[Records from a dataset]
* * * *

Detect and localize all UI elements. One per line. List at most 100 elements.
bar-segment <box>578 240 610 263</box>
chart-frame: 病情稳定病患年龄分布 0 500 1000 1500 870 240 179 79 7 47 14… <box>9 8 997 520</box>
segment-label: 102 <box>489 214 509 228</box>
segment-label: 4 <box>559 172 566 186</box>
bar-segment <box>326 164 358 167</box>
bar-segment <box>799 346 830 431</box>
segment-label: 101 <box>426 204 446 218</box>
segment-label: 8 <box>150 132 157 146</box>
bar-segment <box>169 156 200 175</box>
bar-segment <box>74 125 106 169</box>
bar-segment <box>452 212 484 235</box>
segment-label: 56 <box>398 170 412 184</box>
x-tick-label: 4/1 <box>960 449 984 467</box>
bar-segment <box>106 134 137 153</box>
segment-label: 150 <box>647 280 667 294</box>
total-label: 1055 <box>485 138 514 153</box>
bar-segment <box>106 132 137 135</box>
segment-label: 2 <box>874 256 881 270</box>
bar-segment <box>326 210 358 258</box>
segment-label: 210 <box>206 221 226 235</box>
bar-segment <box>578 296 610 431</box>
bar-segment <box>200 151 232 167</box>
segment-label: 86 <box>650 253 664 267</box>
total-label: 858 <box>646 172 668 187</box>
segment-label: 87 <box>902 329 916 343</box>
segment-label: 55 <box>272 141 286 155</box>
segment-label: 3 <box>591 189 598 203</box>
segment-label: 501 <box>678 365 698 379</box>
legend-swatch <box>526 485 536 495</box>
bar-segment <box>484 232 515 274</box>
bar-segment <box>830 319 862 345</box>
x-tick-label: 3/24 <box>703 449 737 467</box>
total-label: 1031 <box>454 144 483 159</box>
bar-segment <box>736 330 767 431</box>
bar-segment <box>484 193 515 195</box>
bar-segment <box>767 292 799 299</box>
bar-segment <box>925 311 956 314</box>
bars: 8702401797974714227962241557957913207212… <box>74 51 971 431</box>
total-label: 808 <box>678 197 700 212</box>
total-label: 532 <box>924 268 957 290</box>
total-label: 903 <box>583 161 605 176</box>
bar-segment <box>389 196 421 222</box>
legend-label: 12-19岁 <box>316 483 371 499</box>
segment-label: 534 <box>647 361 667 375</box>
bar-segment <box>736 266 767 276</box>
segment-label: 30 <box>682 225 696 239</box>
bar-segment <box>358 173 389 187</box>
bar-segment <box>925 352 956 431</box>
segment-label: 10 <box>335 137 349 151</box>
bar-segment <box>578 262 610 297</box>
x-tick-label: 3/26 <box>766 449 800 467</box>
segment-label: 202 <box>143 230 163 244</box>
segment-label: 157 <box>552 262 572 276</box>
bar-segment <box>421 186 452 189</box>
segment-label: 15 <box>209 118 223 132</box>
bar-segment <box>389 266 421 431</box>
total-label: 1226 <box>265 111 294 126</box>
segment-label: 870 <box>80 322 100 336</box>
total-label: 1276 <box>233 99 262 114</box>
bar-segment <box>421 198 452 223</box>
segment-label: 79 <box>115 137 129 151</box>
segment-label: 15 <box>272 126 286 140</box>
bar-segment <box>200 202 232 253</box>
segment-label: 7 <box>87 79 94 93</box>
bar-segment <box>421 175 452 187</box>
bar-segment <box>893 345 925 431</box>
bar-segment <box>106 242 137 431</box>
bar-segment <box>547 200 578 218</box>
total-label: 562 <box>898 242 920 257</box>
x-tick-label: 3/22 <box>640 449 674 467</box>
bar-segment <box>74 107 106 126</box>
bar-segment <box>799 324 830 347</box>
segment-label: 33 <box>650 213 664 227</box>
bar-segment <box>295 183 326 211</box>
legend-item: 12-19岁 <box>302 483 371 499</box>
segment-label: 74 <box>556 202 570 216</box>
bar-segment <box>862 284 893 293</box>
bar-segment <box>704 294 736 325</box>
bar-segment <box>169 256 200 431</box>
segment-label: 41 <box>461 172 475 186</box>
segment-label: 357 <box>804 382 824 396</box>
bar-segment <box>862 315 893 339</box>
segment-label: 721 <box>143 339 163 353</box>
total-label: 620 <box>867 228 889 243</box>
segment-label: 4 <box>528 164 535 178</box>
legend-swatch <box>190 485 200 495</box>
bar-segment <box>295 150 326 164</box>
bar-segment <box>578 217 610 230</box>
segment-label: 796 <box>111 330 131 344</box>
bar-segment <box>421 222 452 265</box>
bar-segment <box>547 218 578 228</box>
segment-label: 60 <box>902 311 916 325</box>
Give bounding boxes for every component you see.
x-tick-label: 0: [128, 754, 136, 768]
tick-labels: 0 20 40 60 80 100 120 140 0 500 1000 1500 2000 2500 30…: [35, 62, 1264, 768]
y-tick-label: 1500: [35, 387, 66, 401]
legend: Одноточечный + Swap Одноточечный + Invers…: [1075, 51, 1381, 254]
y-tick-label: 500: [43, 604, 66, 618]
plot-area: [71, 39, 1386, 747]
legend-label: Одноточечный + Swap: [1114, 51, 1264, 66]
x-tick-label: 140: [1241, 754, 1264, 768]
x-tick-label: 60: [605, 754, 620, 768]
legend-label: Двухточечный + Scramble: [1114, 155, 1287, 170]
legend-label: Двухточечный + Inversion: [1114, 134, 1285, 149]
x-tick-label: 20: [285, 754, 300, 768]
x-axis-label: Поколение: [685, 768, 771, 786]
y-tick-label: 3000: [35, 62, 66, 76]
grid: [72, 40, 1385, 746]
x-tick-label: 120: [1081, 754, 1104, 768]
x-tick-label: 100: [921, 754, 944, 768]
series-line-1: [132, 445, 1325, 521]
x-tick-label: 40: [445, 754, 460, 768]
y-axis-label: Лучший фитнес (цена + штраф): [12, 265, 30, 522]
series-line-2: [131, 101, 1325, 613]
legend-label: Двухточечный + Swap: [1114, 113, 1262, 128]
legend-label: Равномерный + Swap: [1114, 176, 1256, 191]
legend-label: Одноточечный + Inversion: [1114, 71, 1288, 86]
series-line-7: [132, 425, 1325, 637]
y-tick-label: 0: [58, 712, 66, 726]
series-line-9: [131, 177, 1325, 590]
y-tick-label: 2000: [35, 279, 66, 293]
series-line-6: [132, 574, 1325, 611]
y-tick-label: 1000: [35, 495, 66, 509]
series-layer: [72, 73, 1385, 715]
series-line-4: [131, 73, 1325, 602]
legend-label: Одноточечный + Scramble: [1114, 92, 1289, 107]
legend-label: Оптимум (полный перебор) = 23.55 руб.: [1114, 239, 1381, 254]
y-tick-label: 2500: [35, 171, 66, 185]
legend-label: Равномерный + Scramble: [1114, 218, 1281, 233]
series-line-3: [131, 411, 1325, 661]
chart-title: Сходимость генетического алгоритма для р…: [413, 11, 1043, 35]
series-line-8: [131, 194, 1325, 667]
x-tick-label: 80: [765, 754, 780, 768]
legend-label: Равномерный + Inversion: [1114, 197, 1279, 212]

* * * *

Request →
Gather every line in the listing above that contains the string "Равномерный", and reproduce each one in full.

Problem solution →
legend-label: Равномерный + Swap: [1114, 176, 1256, 191]
legend-label: Равномерный + Scramble: [1114, 218, 1281, 233]
legend-label: Равномерный + Inversion: [1114, 197, 1279, 212]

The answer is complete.